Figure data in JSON
>> BEGIN

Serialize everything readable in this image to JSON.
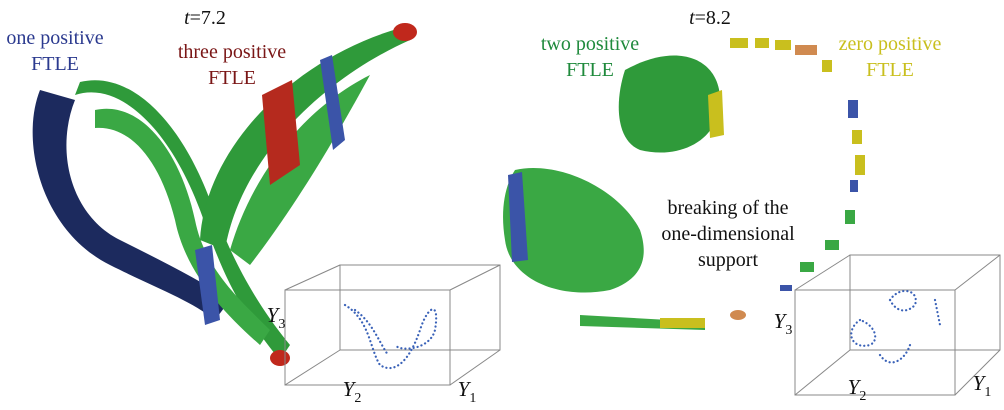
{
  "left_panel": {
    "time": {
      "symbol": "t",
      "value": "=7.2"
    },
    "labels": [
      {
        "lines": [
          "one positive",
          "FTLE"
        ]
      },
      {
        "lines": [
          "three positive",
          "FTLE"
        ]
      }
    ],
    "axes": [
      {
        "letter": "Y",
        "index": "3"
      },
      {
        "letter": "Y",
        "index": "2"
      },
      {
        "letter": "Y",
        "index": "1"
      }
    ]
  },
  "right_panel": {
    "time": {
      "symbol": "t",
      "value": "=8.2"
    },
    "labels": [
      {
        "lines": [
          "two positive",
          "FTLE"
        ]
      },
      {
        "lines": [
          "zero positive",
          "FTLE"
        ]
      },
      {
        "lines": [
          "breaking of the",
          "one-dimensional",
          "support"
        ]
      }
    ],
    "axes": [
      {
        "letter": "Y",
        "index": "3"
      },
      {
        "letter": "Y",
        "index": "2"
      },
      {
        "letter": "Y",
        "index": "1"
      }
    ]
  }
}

>> END

Leave out the pictures and output the rest of the material exactly as written.

Serialize everything readable in this image to JSON.
{
  "left_panel": {
    "time": {
      "symbol": "t",
      "value": "=7.2"
    },
    "labels": [
      {
        "lines": [
          "one positive",
          "FTLE"
        ]
      },
      {
        "lines": [
          "three positive",
          "FTLE"
        ]
      }
    ],
    "axes": [
      {
        "letter": "Y",
        "index": "3"
      },
      {
        "letter": "Y",
        "index": "2"
      },
      {
        "letter": "Y",
        "index": "1"
      }
    ]
  },
  "right_panel": {
    "time": {
      "symbol": "t",
      "value": "=8.2"
    },
    "labels": [
      {
        "lines": [
          "two positive",
          "FTLE"
        ]
      },
      {
        "lines": [
          "zero positive",
          "FTLE"
        ]
      },
      {
        "lines": [
          "breaking of the",
          "one-dimensional",
          "support"
        ]
      }
    ],
    "axes": [
      {
        "letter": "Y",
        "index": "3"
      },
      {
        "letter": "Y",
        "index": "2"
      },
      {
        "letter": "Y",
        "index": "1"
      }
    ]
  }
}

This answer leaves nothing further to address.